◆ **Given passage**:
____________________
Sunday, Jan. 6 — most of the top 20 cryptocurrencies are seeing a mix of moderate gains and losses on the day to press time. Bitcoin’s (BTC) price is currently hovering over $3,850 again, according to Coin360 data.
Market visualization from Coin360
At press time, Bitcoin is up just a fraction of a percent on the day, trading at around $3,870. Looking at its weekly chart, the current price has come full circle from $3,867 on Dec. 30. The current price is lower than the intra-week high of $3,946 on Jan. 2, and notably higher than the low of $3,710 reported on Jan. 1.
Bitcoin 7-day price chart. Source: CoinMarketCap
Ethereum (ETH) remains the second-largest cryptocurrency by market cap. The divide between ETH and Ripple (XRP) — the third-largest crypto by market cap — is increasing. Ethereum’s market cap is currently $15.9 billion, while Ripple’s market cap is $14.5 billion.
Ethereum has seen its value decrease by nearly 3 percent over the last 24 hours. At press time, ETH is trading at around $153, having started the day around $157. On the weekly chart, Ethereum’s current value is notably higher than $139, the price at which the coin started the week.
Ethereum 7-day chart. Source: CoinMarketCap
Ripple is down a fraction of a percent on the day, trading at around $0.357 at press time. On the weekly chart, the current price is lower than $0.366 — the price at which XRP started the week — and $0.378, the mid-week high, reported Jan. 2.
Ripple 7-day price chart. Source: CoinMarketCap
The combined market capitalization of all cryptocurrencies — currently equivalent to about $132.3 billion — is at nearly the same point it was at one week ago, at $130.2 billion. The current value is slightly lower than the intra-week high of $135.2 billion, reported Jan. 2.
____________________
◆ **Supplied entries**:
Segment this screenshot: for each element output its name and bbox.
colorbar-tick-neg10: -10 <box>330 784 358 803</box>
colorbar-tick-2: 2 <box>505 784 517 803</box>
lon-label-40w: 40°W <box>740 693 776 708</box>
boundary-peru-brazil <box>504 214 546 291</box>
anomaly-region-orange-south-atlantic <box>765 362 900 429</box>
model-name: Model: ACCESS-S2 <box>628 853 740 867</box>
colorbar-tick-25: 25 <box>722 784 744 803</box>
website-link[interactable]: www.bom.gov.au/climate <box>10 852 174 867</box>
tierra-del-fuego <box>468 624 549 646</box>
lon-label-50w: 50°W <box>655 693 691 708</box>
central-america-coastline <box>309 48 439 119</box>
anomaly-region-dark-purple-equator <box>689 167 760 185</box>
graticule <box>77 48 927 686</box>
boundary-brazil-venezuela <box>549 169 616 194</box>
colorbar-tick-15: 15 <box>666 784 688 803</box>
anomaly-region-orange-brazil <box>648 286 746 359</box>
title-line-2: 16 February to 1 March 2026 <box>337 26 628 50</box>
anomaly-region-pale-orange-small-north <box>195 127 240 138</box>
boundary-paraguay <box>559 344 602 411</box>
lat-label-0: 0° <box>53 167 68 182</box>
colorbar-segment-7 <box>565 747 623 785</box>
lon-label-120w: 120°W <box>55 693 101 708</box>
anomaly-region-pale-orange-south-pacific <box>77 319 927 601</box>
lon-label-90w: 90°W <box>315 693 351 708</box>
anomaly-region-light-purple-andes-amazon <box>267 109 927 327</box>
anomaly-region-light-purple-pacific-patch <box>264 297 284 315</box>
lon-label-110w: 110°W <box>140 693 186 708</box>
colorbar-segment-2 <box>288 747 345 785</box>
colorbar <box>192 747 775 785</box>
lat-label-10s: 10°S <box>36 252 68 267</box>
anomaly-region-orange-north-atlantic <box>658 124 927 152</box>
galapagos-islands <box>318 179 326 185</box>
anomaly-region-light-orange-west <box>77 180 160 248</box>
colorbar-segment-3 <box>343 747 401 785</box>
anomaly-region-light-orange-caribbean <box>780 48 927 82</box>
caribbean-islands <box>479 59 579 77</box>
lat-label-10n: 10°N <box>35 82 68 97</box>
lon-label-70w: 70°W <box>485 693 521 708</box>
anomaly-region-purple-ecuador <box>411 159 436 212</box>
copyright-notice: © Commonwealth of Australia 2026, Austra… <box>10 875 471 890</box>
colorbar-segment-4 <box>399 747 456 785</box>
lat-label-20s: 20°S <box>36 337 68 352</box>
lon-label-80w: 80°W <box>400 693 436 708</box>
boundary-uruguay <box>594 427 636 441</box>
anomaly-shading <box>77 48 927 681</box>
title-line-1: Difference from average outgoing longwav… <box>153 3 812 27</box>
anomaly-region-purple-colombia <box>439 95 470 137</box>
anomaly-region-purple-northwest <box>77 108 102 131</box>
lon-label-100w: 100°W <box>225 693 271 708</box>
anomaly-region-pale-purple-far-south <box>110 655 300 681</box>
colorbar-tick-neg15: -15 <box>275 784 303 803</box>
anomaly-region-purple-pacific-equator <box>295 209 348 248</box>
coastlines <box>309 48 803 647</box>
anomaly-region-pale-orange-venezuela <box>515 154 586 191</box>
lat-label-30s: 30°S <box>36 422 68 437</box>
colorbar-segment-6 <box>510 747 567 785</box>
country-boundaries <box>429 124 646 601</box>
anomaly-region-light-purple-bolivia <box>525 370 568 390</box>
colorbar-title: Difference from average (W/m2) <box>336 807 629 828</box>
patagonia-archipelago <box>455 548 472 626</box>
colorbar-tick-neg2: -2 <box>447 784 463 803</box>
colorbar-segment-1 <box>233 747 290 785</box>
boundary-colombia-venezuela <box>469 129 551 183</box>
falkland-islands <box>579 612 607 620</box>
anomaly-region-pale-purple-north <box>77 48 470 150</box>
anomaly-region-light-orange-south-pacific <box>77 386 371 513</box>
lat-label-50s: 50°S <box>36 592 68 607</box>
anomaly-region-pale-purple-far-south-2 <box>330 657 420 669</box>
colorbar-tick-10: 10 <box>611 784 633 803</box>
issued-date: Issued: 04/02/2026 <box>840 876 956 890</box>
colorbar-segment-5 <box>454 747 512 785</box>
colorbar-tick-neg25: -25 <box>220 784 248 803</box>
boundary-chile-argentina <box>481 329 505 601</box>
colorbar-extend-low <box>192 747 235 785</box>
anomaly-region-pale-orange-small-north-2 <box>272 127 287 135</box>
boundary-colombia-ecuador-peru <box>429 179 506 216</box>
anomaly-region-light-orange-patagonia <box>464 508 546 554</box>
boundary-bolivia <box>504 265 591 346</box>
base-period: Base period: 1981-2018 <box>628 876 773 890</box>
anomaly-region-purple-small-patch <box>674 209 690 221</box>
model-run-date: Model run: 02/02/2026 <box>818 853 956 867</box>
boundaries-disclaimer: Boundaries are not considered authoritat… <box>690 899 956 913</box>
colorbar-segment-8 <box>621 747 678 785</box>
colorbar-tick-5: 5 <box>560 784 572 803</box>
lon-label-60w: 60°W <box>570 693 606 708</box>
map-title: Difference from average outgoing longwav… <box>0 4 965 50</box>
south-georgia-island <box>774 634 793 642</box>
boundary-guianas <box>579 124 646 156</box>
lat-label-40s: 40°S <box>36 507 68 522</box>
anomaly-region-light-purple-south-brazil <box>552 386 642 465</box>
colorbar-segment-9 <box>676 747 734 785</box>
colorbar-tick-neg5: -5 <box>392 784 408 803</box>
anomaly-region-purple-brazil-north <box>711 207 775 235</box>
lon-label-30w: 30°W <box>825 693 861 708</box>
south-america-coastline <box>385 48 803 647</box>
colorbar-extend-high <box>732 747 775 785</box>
____________________
◆ **Exercise 1**:
Answer from the crypto market report:
(a) What was Bitcoin's intra-week low, and on what date was it reported?
(b) What is Ripple's current market cap?
(c) What was the combined market capitalization of all cryptocurrencies one week earlier?
◆ **Exercise 2**:
Decide whether each statement agrees with the crypto market report. Answer yes or no, and quote the words from the report that settle it.
(a) Ethereum started the day at around $157.
(b) Ripple is the second-largest cryptocurrency by market cap.
(c) Bitcoin's intra-week high came on Jan. 1.
Answer using only the crypto market report.

◆ **Task result 1**:
(a) $3,710, reported on Jan. 1.
(b) $14.5 billion.
(c) $130.2 billion.

◆ **Task result 2**:
(a) Yes: "having started the day around $157"
(b) No: "Ripple (XRP) — the third-largest crypto by market cap"
(c) No: "the intra-week high of $3,946 on Jan. 2"